Your goal: Scan the lines below; pull out those with "this".

═════ Entries supplied ═════

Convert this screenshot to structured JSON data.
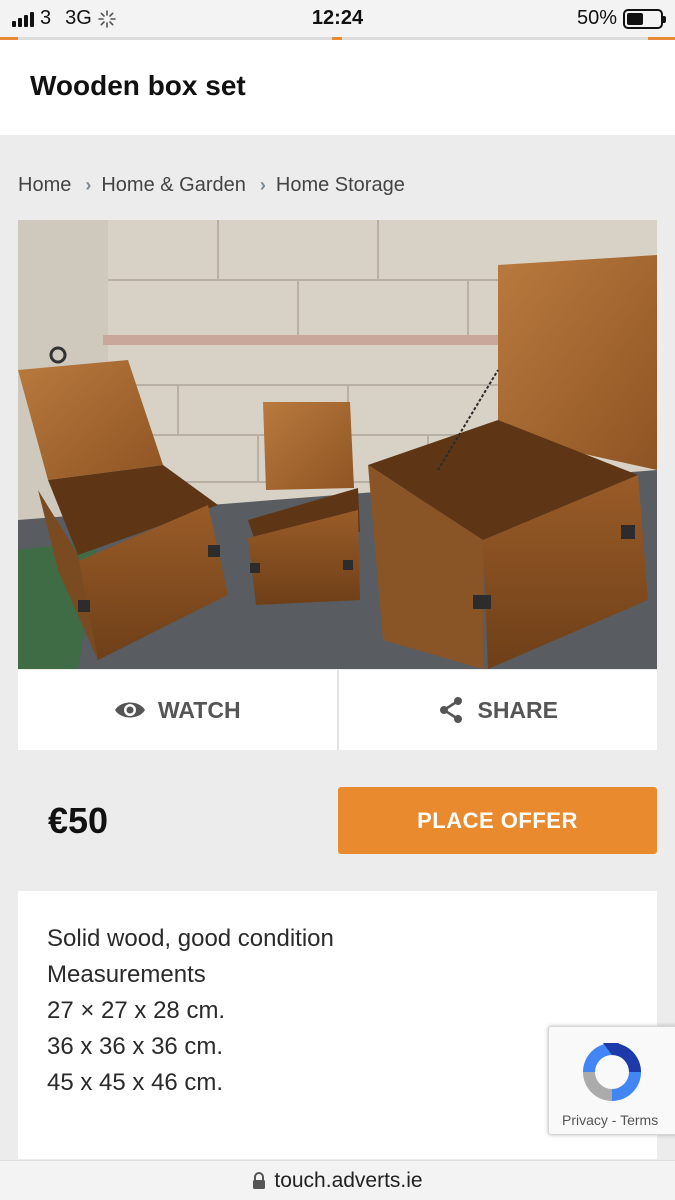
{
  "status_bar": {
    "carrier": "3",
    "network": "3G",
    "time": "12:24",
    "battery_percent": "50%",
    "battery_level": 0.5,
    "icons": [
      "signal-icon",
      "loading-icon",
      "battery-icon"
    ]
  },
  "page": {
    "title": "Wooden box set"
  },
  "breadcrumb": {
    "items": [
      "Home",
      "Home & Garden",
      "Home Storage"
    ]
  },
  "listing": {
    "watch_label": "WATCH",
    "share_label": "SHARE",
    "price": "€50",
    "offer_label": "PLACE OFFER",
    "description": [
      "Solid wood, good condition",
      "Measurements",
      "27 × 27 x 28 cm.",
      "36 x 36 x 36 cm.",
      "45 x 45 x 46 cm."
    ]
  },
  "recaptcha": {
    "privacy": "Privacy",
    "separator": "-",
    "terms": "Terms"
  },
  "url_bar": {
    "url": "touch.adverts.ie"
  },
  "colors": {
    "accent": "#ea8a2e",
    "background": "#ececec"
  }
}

═════
═════ Entries supplied ═════

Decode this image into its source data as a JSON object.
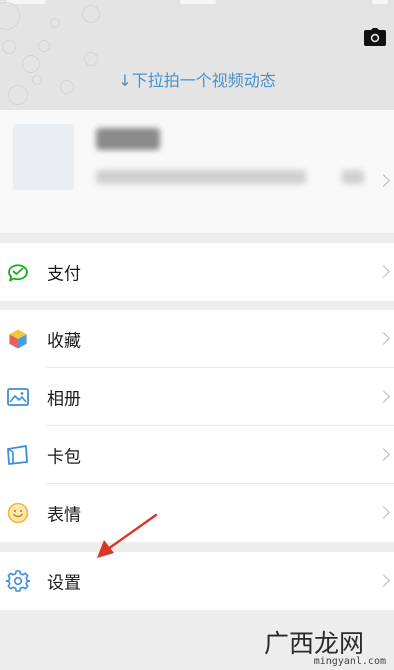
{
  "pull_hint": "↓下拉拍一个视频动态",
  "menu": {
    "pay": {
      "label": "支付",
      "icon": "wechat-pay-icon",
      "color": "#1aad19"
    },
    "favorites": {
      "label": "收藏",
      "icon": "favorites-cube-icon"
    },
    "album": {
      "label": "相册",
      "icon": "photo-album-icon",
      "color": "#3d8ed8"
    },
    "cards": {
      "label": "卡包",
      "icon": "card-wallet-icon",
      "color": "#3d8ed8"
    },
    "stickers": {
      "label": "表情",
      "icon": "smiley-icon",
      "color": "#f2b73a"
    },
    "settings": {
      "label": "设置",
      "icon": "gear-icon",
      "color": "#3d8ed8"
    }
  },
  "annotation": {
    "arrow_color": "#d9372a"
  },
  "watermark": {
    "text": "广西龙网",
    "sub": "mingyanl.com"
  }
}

═════
═════ Entries supplied ═════

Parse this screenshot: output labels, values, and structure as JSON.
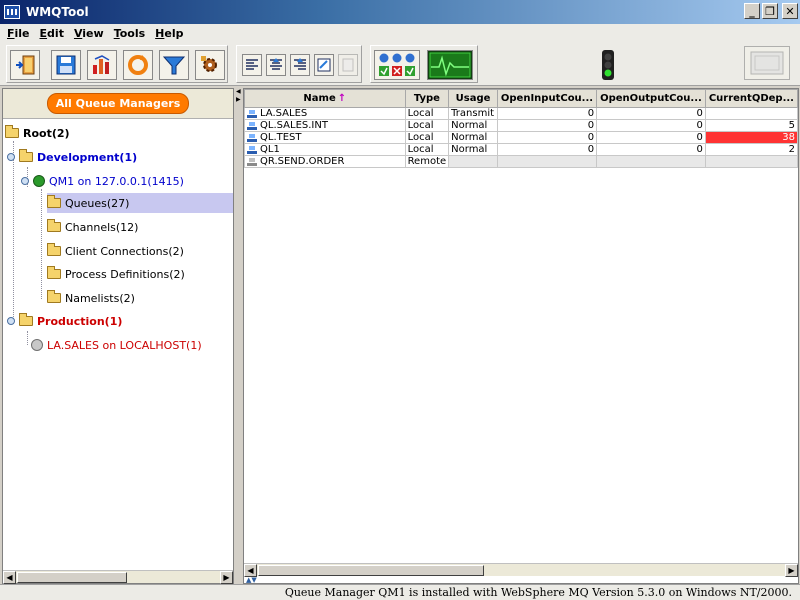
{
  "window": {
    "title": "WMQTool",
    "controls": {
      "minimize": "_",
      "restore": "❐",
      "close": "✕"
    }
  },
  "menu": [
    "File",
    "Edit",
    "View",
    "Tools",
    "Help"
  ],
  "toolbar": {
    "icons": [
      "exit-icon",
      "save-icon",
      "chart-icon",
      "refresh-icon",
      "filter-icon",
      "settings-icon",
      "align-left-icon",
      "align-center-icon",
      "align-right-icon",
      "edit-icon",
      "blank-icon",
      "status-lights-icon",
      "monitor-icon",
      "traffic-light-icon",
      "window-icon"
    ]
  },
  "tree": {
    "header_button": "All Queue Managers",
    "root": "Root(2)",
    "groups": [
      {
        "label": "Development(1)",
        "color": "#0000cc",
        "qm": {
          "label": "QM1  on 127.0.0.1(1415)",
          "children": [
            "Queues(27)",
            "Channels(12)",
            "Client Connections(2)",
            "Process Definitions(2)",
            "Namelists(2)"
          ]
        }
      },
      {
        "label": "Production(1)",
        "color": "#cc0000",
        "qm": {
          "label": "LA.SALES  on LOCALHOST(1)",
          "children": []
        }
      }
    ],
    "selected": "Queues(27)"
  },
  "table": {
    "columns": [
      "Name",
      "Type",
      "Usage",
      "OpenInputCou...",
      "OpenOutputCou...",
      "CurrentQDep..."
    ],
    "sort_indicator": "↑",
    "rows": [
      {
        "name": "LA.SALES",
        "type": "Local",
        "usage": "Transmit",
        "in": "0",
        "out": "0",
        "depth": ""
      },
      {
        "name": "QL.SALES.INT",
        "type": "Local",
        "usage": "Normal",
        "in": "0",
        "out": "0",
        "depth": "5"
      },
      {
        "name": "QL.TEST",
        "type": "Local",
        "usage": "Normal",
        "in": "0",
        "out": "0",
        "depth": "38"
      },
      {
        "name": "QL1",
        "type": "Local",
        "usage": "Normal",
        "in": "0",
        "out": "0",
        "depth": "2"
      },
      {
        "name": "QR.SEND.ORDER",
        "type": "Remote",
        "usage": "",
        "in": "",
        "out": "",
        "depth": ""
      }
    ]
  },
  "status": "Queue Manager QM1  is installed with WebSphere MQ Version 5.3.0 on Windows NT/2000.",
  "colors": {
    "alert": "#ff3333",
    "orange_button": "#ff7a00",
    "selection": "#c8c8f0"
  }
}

═════

Solved problem:
Convert this screenshot to structured JSON data.
Decode this image into its source data as a JSON object.
Parse this screenshot: output labels, values, and structure as JSON.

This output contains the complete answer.